>> begin
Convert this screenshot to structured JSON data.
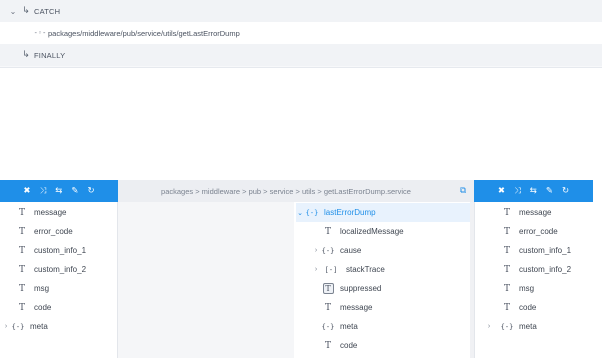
{
  "flow": {
    "catch": {
      "label": "CATCH",
      "icon": "catch-step-icon"
    },
    "invoke": {
      "label": "packages/middleware/pub/service/utils/getLastErrorDump",
      "icon": "invoke-service-icon"
    },
    "finally": {
      "label": "FINALLY",
      "icon": "finally-step-icon"
    }
  },
  "toolbar": {
    "icons": [
      "close-icon",
      "shuffle-icon",
      "transform-icon",
      "edit-icon",
      "refresh-icon"
    ]
  },
  "breadcrumb": {
    "text": "packages > middleware > pub > service > utils > getLastErrorDump.service"
  },
  "left_pane": {
    "fields": [
      {
        "label": "message",
        "type": "string"
      },
      {
        "label": "error_code",
        "type": "string"
      },
      {
        "label": "custom_info_1",
        "type": "string"
      },
      {
        "label": "custom_info_2",
        "type": "string"
      },
      {
        "label": "msg",
        "type": "string"
      },
      {
        "label": "code",
        "type": "string"
      },
      {
        "label": "meta",
        "type": "document"
      }
    ]
  },
  "middle_pane": {
    "fields": [
      {
        "label": "lastErrorDump",
        "type": "document",
        "expanded": true,
        "selected": true
      },
      {
        "label": "localizedMessage",
        "type": "string"
      },
      {
        "label": "cause",
        "type": "document"
      },
      {
        "label": "stackTrace",
        "type": "document-list"
      },
      {
        "label": "suppressed",
        "type": "string-list"
      },
      {
        "label": "message",
        "type": "string"
      },
      {
        "label": "meta",
        "type": "document"
      },
      {
        "label": "code",
        "type": "string"
      }
    ]
  },
  "right_pane": {
    "fields": [
      {
        "label": "message",
        "type": "string"
      },
      {
        "label": "error_code",
        "type": "string"
      },
      {
        "label": "custom_info_1",
        "type": "string"
      },
      {
        "label": "custom_info_2",
        "type": "string"
      },
      {
        "label": "msg",
        "type": "string"
      },
      {
        "label": "code",
        "type": "string"
      },
      {
        "label": "meta",
        "type": "document"
      }
    ]
  },
  "colors": {
    "accent": "#1f8fe8",
    "selected_bg": "#e8f2fd"
  }
}
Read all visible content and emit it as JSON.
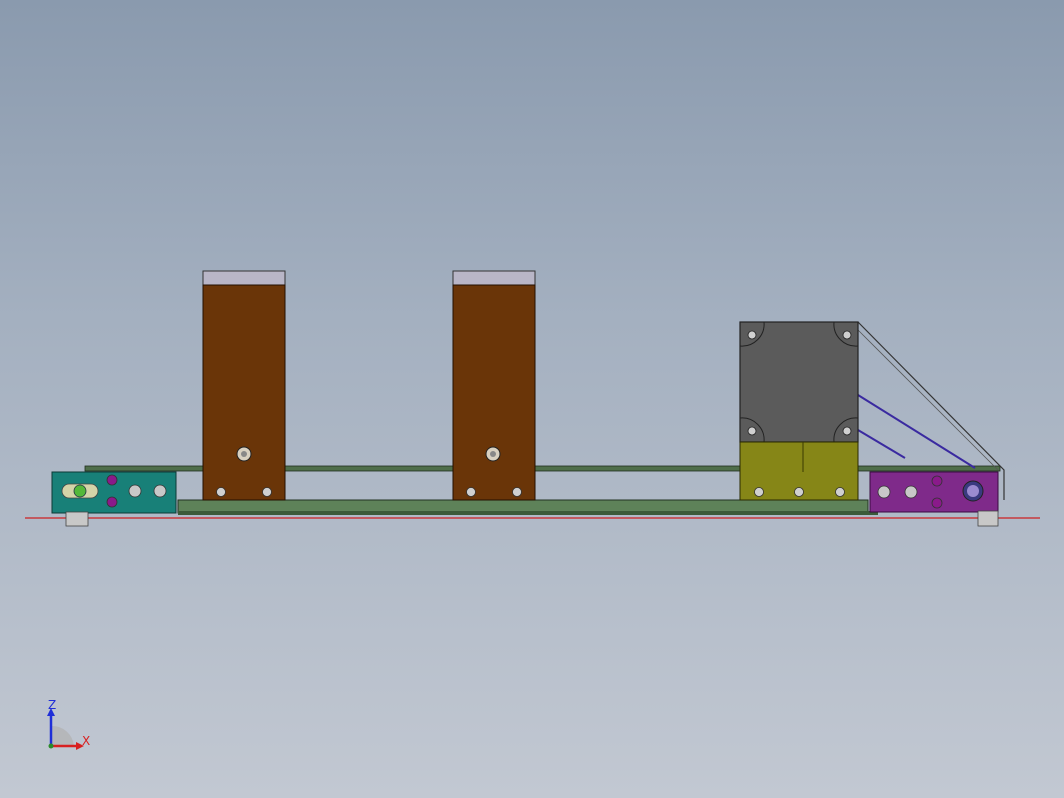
{
  "viewport": {
    "background": [
      "#8a9aae",
      "#c2c8d2"
    ],
    "model": {
      "colors": {
        "column": "#6a3508",
        "column_cap": "#b9b6c7",
        "rail": "#4f6e4a",
        "base_plate": "#5e8259",
        "left_block": "#188078",
        "right_block": "#7f2a8a",
        "motor": "#5b5b5b",
        "motor_base": "#868617",
        "hole": "#c8c8c8",
        "feature": "#8a1a8a",
        "bracket_line": "#3a2aa0",
        "origin_line": "#cc2222"
      }
    },
    "triad": {
      "z_label": "Z",
      "x_label": "X",
      "z_color": "#1f2fd8",
      "x_color": "#d82020"
    }
  }
}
>> end
Every record is to be reproduced exactly, with no pictures included.

REPLY:
Convert this screenshot to structured JSON data.
{
  "flow": {
    "catch": {
      "label": "CATCH",
      "icon": "catch-step-icon"
    },
    "invoke": {
      "label": "packages/middleware/pub/service/utils/getLastErrorDump",
      "icon": "invoke-service-icon"
    },
    "finally": {
      "label": "FINALLY",
      "icon": "finally-step-icon"
    }
  },
  "toolbar": {
    "icons": [
      "close-icon",
      "shuffle-icon",
      "transform-icon",
      "edit-icon",
      "refresh-icon"
    ]
  },
  "breadcrumb": {
    "text": "packages > middleware > pub > service > utils > getLastErrorDump.service"
  },
  "left_pane": {
    "fields": [
      {
        "label": "message",
        "type": "string"
      },
      {
        "label": "error_code",
        "type": "string"
      },
      {
        "label": "custom_info_1",
        "type": "string"
      },
      {
        "label": "custom_info_2",
        "type": "string"
      },
      {
        "label": "msg",
        "type": "string"
      },
      {
        "label": "code",
        "type": "string"
      },
      {
        "label": "meta",
        "type": "document"
      }
    ]
  },
  "middle_pane": {
    "fields": [
      {
        "label": "lastErrorDump",
        "type": "document",
        "expanded": true,
        "selected": true
      },
      {
        "label": "localizedMessage",
        "type": "string"
      },
      {
        "label": "cause",
        "type": "document"
      },
      {
        "label": "stackTrace",
        "type": "document-list"
      },
      {
        "label": "suppressed",
        "type": "string-list"
      },
      {
        "label": "message",
        "type": "string"
      },
      {
        "label": "meta",
        "type": "document"
      },
      {
        "label": "code",
        "type": "string"
      }
    ]
  },
  "right_pane": {
    "fields": [
      {
        "label": "message",
        "type": "string"
      },
      {
        "label": "error_code",
        "type": "string"
      },
      {
        "label": "custom_info_1",
        "type": "string"
      },
      {
        "label": "custom_info_2",
        "type": "string"
      },
      {
        "label": "msg",
        "type": "string"
      },
      {
        "label": "code",
        "type": "string"
      },
      {
        "label": "meta",
        "type": "document"
      }
    ]
  },
  "colors": {
    "accent": "#1f8fe8",
    "selected_bg": "#e8f2fd"
  }
}
Read all visible content and emit it as JSON.
{
  "viewport": {
    "background": [
      "#8a9aae",
      "#c2c8d2"
    ],
    "model": {
      "colors": {
        "column": "#6a3508",
        "column_cap": "#b9b6c7",
        "rail": "#4f6e4a",
        "base_plate": "#5e8259",
        "left_block": "#188078",
        "right_block": "#7f2a8a",
        "motor": "#5b5b5b",
        "motor_base": "#868617",
        "hole": "#c8c8c8",
        "feature": "#8a1a8a",
        "bracket_line": "#3a2aa0",
        "origin_line": "#cc2222"
      }
    },
    "triad": {
      "z_label": "Z",
      "x_label": "X",
      "z_color": "#1f2fd8",
      "x_color": "#d82020"
    }
  }
}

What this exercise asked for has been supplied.